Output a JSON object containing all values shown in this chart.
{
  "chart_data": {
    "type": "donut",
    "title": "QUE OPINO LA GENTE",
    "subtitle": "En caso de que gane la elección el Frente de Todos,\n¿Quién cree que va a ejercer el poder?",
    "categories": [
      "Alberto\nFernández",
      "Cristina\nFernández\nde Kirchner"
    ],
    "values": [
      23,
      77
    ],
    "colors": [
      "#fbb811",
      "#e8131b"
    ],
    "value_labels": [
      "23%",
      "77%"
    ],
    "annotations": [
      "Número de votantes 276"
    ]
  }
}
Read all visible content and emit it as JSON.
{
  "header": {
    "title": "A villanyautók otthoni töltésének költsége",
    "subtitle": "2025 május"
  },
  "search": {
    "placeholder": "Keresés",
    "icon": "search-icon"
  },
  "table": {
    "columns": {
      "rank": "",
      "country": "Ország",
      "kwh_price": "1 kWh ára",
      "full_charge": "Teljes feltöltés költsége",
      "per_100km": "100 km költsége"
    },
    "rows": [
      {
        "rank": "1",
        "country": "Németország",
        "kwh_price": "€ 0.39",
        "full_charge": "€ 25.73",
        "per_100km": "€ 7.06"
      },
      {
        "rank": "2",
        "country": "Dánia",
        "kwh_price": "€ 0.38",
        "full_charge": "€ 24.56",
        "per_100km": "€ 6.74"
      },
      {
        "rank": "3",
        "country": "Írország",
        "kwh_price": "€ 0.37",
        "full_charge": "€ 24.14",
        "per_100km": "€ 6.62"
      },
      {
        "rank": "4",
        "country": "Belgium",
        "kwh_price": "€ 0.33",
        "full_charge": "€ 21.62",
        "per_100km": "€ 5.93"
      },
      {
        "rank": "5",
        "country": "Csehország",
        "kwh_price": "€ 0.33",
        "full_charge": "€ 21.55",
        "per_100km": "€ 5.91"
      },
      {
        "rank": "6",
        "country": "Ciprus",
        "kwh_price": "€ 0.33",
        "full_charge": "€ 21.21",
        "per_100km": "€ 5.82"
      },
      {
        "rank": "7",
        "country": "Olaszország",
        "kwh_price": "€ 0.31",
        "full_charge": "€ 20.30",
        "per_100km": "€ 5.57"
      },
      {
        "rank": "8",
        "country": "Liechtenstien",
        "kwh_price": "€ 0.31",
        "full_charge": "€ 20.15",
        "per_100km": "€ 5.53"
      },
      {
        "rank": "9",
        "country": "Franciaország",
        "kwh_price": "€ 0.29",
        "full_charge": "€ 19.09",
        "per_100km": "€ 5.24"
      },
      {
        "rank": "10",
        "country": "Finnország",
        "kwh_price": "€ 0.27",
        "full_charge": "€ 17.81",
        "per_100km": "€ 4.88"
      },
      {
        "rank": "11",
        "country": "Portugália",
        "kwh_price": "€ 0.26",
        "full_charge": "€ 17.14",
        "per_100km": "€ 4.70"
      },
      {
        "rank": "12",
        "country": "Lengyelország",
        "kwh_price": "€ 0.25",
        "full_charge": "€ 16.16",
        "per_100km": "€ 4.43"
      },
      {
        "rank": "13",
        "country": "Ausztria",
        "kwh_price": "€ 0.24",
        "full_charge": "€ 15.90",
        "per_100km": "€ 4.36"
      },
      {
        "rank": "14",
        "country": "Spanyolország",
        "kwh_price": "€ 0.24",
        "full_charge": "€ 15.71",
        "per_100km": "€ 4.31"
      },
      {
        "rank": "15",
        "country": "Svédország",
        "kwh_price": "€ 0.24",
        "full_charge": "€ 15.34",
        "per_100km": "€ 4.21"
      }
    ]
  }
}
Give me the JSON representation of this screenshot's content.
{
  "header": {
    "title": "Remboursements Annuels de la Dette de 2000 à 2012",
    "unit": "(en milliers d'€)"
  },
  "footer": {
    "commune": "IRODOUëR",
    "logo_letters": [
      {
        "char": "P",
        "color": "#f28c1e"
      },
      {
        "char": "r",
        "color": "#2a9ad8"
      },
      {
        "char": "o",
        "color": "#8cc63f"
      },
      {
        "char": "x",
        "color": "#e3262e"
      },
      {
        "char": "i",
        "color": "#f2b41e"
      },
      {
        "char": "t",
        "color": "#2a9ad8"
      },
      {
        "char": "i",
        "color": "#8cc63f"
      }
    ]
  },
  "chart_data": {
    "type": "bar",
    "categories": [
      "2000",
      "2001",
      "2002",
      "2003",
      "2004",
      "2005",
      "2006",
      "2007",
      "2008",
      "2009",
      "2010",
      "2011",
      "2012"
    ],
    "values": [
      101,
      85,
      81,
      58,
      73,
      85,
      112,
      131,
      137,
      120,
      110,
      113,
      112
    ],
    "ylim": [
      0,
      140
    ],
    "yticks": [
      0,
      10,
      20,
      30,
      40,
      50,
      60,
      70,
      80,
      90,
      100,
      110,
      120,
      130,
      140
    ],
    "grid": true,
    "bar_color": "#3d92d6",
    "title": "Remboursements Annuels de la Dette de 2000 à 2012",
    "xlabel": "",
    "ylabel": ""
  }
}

- Given request -
Output all records verbatim.

- Answer -
Output a JSON object containing all values shown in this chart.
{
  "chart_data": {
    "type": "donut",
    "title": "QUE OPINO LA GENTE",
    "subtitle": "En caso de que gane la elección el Frente de Todos,\n¿Quién cree que va a ejercer el poder?",
    "categories": [
      "Alberto\nFernández",
      "Cristina\nFernández\nde Kirchner"
    ],
    "values": [
      23,
      77
    ],
    "colors": [
      "#fbb811",
      "#e8131b"
    ],
    "value_labels": [
      "23%",
      "77%"
    ],
    "annotations": [
      "Número de votantes 276"
    ]
  }
}
Read all visible content and emit it as JSON.
{
  "header": {
    "title": "A villanyautók otthoni töltésének költsége",
    "subtitle": "2025 május"
  },
  "search": {
    "placeholder": "Keresés",
    "icon": "search-icon"
  },
  "table": {
    "columns": {
      "rank": "",
      "country": "Ország",
      "kwh_price": "1 kWh ára",
      "full_charge": "Teljes feltöltés költsége",
      "per_100km": "100 km költsége"
    },
    "rows": [
      {
        "rank": "1",
        "country": "Németország",
        "kwh_price": "€ 0.39",
        "full_charge": "€ 25.73",
        "per_100km": "€ 7.06"
      },
      {
        "rank": "2",
        "country": "Dánia",
        "kwh_price": "€ 0.38",
        "full_charge": "€ 24.56",
        "per_100km": "€ 6.74"
      },
      {
        "rank": "3",
        "country": "Írország",
        "kwh_price": "€ 0.37",
        "full_charge": "€ 24.14",
        "per_100km": "€ 6.62"
      },
      {
        "rank": "4",
        "country": "Belgium",
        "kwh_price": "€ 0.33",
        "full_charge": "€ 21.62",
        "per_100km": "€ 5.93"
      },
      {
        "rank": "5",
        "country": "Csehország",
        "kwh_price": "€ 0.33",
        "full_charge": "€ 21.55",
        "per_100km": "€ 5.91"
      },
      {
        "rank": "6",
        "country": "Ciprus",
        "kwh_price": "€ 0.33",
        "full_charge": "€ 21.21",
        "per_100km": "€ 5.82"
      },
      {
        "rank": "7",
        "country": "Olaszország",
        "kwh_price": "€ 0.31",
        "full_charge": "€ 20.30",
        "per_100km": "€ 5.57"
      },
      {
        "rank": "8",
        "country": "Liechtenstien",
        "kwh_price": "€ 0.31",
        "full_charge": "€ 20.15",
        "per_100km": "€ 5.53"
      },
      {
        "rank": "9",
        "country": "Franciaország",
        "kwh_price": "€ 0.29",
        "full_charge": "€ 19.09",
        "per_100km": "€ 5.24"
      },
      {
        "rank": "10",
        "country": "Finnország",
        "kwh_price": "€ 0.27",
        "full_charge": "€ 17.81",
        "per_100km": "€ 4.88"
      },
      {
        "rank": "11",
        "country": "Portugália",
        "kwh_price": "€ 0.26",
        "full_charge": "€ 17.14",
        "per_100km": "€ 4.70"
      },
      {
        "rank": "12",
        "country": "Lengyelország",
        "kwh_price": "€ 0.25",
        "full_charge": "€ 16.16",
        "per_100km": "€ 4.43"
      },
      {
        "rank": "13",
        "country": "Ausztria",
        "kwh_price": "€ 0.24",
        "full_charge": "€ 15.90",
        "per_100km": "€ 4.36"
      },
      {
        "rank": "14",
        "country": "Spanyolország",
        "kwh_price": "€ 0.24",
        "full_charge": "€ 15.71",
        "per_100km": "€ 4.31"
      },
      {
        "rank": "15",
        "country": "Svédország",
        "kwh_price": "€ 0.24",
        "full_charge": "€ 15.34",
        "per_100km": "€ 4.21"
      }
    ]
  }
}
Give me the JSON representation of this screenshot's content.
{
  "header": {
    "title": "Remboursements Annuels de la Dette de 2000 à 2012",
    "unit": "(en milliers d'€)"
  },
  "footer": {
    "commune": "IRODOUëR",
    "logo_letters": [
      {
        "char": "P",
        "color": "#f28c1e"
      },
      {
        "char": "r",
        "color": "#2a9ad8"
      },
      {
        "char": "o",
        "color": "#8cc63f"
      },
      {
        "char": "x",
        "color": "#e3262e"
      },
      {
        "char": "i",
        "color": "#f2b41e"
      },
      {
        "char": "t",
        "color": "#2a9ad8"
      },
      {
        "char": "i",
        "color": "#8cc63f"
      }
    ]
  },
  "chart_data": {
    "type": "bar",
    "categories": [
      "2000",
      "2001",
      "2002",
      "2003",
      "2004",
      "2005",
      "2006",
      "2007",
      "2008",
      "2009",
      "2010",
      "2011",
      "2012"
    ],
    "values": [
      101,
      85,
      81,
      58,
      73,
      85,
      112,
      131,
      137,
      120,
      110,
      113,
      112
    ],
    "ylim": [
      0,
      140
    ],
    "yticks": [
      0,
      10,
      20,
      30,
      40,
      50,
      60,
      70,
      80,
      90,
      100,
      110,
      120,
      130,
      140
    ],
    "grid": true,
    "bar_color": "#3d92d6",
    "title": "Remboursements Annuels de la Dette de 2000 à 2012",
    "xlabel": "",
    "ylabel": ""
  }
}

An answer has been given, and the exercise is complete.